Report how many lines contain the word "Linear"; answer with the number only.
"""
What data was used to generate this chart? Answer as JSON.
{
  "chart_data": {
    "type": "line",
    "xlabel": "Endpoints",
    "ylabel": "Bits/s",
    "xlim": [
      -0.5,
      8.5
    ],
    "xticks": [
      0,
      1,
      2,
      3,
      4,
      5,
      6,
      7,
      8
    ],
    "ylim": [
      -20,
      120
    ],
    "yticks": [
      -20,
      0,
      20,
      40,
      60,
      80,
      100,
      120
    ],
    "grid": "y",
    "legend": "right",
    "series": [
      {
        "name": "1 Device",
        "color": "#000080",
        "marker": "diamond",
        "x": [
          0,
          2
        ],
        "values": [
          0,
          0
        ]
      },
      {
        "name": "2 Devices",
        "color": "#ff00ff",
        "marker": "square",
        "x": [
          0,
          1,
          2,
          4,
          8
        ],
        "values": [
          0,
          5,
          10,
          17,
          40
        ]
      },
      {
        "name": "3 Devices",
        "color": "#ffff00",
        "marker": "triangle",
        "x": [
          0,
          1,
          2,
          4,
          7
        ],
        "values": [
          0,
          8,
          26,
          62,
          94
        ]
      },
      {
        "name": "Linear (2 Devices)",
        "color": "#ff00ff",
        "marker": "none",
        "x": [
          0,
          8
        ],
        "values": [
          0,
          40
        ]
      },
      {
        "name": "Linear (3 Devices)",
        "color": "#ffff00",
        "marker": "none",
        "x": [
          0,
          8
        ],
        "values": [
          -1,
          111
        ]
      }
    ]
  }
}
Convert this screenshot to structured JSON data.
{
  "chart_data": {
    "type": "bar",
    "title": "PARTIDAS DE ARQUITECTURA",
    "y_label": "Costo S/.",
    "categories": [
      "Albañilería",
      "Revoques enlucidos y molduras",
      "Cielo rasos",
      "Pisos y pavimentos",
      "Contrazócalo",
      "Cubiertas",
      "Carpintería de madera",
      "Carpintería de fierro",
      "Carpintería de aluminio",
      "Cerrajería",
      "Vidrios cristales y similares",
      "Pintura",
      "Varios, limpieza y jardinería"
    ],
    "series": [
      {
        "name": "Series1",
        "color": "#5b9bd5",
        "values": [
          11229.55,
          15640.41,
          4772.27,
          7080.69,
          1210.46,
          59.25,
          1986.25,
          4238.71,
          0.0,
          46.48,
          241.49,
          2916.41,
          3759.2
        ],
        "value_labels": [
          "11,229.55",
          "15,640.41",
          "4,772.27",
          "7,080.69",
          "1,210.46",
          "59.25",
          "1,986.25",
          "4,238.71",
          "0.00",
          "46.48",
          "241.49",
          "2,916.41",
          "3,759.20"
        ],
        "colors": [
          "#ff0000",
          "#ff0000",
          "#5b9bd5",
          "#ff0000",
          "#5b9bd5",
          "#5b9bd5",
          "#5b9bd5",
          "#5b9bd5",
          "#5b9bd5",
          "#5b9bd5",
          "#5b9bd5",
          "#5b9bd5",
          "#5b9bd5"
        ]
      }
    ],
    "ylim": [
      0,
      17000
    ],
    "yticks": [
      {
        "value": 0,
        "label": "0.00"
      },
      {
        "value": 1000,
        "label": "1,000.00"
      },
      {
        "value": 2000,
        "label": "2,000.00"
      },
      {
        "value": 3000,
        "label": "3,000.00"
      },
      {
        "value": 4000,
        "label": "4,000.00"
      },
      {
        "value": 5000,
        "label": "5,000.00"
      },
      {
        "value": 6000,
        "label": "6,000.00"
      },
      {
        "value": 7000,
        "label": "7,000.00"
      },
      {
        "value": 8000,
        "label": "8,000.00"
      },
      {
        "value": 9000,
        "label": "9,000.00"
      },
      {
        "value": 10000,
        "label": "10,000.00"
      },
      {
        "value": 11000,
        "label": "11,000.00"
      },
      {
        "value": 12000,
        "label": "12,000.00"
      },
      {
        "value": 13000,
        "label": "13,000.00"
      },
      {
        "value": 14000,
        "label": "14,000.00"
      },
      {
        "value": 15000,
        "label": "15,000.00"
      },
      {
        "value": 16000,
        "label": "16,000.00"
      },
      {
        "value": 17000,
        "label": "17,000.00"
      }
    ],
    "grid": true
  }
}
"""
• Problem solution: 2